▸ GIVEN EXERCISE
Locate the lines of the listing below that hold "Samuel", then copy each of them.
## Begin ENTRIES SUPPLIED
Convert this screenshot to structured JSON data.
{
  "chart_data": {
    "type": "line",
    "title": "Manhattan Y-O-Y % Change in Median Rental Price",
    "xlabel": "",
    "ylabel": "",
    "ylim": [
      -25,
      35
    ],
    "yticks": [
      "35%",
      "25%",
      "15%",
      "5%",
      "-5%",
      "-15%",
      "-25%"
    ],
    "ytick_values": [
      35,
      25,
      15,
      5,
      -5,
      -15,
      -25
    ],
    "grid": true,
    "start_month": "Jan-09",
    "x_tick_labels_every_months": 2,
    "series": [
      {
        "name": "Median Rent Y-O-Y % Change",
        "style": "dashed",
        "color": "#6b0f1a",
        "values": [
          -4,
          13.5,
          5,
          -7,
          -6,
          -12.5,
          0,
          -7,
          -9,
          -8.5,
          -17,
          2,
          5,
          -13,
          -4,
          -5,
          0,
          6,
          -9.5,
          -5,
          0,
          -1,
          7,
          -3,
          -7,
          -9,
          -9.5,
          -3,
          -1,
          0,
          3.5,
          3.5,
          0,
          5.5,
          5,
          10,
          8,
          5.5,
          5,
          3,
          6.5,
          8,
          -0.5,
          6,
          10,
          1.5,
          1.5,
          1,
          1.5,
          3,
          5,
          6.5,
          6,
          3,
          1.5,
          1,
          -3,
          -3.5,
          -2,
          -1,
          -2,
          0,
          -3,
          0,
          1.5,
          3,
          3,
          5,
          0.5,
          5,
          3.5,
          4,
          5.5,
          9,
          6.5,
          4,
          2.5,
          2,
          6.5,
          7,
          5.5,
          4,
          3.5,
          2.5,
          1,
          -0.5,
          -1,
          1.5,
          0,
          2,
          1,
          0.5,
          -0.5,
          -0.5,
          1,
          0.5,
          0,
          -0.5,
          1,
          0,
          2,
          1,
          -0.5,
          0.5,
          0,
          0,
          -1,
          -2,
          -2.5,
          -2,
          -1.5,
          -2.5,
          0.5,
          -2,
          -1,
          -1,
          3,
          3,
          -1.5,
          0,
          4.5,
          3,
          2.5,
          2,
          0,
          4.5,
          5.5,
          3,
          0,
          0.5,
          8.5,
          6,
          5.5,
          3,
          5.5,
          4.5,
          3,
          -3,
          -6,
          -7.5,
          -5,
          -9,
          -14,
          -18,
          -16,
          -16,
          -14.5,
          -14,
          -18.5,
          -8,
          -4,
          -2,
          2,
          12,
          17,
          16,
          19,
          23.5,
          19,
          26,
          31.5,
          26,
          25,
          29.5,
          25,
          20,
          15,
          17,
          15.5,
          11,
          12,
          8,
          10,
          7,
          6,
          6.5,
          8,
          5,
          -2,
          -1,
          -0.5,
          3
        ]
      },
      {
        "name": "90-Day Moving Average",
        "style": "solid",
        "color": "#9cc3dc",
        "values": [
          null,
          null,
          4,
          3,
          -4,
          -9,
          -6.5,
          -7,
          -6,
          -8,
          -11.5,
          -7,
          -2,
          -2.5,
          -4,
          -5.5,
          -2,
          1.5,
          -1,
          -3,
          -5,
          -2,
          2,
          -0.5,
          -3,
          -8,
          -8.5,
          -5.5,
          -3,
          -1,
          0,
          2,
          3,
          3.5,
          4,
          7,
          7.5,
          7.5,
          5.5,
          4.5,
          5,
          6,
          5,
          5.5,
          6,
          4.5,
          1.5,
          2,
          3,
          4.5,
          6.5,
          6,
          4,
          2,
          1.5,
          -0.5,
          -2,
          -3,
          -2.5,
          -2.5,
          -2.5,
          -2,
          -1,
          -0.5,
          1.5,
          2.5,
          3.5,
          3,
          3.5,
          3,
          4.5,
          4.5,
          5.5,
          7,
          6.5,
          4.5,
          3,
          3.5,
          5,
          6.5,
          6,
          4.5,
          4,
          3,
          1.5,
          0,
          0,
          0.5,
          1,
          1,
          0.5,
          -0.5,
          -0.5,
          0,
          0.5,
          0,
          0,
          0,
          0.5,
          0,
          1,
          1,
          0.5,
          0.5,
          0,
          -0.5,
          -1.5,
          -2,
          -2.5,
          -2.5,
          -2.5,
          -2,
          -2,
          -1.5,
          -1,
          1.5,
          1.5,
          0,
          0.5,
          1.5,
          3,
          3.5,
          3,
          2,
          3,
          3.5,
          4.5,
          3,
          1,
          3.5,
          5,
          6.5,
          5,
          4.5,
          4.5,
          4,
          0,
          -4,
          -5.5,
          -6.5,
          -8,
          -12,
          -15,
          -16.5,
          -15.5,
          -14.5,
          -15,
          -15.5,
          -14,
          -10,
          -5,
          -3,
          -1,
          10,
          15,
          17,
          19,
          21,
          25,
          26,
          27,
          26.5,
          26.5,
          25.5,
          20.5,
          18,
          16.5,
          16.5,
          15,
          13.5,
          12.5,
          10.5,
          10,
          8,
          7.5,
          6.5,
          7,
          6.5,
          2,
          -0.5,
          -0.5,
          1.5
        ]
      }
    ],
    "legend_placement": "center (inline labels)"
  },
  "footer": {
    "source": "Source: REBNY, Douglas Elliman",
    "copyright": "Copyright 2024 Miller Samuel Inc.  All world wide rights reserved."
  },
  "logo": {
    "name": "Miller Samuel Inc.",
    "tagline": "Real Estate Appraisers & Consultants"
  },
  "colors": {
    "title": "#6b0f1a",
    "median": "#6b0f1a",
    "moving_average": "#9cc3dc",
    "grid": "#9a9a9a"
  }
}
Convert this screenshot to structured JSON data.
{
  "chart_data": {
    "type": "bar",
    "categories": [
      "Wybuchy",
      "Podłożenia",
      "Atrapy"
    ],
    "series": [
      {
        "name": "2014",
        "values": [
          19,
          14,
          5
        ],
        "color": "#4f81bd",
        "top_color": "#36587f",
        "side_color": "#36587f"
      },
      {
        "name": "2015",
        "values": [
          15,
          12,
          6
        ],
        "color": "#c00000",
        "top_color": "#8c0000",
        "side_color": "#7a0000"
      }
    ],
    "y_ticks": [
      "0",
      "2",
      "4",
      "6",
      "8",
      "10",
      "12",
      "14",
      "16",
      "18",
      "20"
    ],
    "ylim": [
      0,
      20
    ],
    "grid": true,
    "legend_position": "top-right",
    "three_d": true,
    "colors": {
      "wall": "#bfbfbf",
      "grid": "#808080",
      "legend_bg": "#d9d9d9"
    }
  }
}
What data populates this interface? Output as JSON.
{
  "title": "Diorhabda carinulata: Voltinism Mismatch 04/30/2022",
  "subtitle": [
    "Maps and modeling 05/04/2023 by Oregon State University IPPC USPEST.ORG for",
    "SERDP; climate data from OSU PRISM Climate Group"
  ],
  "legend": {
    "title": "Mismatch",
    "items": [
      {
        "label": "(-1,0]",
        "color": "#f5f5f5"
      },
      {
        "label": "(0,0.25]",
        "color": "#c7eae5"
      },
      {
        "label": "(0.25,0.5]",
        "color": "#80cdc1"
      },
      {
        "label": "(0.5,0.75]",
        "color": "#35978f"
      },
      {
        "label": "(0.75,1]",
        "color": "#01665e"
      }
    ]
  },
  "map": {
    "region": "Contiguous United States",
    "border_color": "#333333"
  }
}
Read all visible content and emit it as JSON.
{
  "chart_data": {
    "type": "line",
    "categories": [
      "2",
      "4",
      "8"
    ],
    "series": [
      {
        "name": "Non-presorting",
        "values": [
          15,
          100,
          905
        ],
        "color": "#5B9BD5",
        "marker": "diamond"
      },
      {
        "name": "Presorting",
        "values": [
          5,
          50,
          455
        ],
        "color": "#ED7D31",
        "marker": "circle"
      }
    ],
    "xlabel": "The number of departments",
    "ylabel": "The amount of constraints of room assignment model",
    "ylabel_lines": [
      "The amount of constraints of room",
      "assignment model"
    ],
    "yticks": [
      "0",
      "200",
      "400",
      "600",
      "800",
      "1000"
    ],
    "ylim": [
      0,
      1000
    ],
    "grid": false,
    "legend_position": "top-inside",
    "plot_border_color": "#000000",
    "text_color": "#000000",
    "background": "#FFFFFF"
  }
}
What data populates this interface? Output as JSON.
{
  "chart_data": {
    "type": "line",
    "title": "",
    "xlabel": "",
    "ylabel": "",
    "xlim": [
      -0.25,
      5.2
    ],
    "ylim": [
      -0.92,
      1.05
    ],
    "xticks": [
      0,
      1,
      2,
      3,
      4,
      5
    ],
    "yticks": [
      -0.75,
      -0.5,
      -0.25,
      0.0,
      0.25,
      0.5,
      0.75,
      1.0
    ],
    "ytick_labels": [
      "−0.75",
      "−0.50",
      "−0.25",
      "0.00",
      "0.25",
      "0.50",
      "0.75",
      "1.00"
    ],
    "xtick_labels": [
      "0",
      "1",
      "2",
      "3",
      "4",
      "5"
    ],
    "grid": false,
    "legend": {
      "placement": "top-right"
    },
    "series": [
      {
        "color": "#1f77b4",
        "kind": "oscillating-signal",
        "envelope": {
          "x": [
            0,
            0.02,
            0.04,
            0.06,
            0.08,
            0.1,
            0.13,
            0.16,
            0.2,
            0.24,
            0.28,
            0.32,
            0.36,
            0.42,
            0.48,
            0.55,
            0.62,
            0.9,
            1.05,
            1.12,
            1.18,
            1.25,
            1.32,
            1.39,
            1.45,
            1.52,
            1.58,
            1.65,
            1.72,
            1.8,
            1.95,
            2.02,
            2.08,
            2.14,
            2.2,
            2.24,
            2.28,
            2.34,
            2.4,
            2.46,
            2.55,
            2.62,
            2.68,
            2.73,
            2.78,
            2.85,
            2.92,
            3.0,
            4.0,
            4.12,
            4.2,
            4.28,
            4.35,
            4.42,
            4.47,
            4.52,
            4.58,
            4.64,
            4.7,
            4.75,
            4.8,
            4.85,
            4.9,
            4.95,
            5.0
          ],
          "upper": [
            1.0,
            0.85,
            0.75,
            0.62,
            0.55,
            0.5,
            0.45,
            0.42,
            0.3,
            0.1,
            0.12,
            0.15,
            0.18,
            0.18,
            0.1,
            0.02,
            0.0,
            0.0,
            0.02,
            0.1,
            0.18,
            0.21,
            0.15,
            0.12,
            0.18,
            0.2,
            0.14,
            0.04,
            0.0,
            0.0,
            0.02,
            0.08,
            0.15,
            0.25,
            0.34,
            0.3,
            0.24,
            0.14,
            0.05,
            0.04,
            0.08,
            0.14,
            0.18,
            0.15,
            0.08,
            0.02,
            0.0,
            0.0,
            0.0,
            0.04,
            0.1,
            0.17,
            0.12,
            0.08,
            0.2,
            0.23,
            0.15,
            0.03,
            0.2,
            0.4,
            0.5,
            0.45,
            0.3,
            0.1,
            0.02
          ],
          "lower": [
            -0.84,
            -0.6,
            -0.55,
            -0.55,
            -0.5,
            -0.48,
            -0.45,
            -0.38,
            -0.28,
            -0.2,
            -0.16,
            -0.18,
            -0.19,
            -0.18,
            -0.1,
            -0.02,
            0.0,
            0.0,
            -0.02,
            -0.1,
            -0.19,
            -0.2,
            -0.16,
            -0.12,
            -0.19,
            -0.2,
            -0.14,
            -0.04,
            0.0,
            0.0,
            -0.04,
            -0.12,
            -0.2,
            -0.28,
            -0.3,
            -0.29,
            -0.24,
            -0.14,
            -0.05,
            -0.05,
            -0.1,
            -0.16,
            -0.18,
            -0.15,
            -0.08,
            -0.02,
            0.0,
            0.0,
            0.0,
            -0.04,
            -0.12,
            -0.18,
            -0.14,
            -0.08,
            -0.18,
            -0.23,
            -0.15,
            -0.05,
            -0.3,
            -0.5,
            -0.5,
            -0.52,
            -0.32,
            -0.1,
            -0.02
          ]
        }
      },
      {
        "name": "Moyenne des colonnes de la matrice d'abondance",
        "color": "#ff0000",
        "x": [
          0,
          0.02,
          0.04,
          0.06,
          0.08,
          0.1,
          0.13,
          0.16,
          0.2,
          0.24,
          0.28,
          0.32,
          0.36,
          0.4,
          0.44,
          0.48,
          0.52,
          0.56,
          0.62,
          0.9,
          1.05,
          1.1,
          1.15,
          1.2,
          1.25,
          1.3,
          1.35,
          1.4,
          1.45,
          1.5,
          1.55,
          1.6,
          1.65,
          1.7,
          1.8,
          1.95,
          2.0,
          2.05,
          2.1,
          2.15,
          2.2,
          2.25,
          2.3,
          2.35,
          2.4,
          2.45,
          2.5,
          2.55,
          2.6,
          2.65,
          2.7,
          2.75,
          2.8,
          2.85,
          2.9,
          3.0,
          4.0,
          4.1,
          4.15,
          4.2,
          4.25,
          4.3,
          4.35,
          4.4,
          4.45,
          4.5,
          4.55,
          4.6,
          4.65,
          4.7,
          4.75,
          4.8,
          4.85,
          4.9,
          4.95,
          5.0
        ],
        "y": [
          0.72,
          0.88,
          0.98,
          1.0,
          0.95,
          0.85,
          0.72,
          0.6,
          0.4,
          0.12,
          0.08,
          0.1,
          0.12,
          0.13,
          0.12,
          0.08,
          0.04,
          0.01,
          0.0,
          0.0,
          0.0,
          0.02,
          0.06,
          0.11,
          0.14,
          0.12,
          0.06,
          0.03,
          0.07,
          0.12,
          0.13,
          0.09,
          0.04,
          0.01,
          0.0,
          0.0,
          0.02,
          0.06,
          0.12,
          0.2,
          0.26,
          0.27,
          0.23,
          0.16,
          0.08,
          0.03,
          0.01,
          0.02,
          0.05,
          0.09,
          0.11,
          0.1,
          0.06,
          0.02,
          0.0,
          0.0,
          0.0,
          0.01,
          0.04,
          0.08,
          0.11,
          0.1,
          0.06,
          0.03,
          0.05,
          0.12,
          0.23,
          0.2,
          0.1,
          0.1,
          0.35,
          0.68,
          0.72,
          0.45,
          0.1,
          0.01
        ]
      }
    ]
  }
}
## End ENTRIES SUPPLIED
▸ RESULT
    "copyright": "Copyright 2024 Miller Samuel Inc.  All world wide rights reserved."
    "name": "Miller Samuel Inc.",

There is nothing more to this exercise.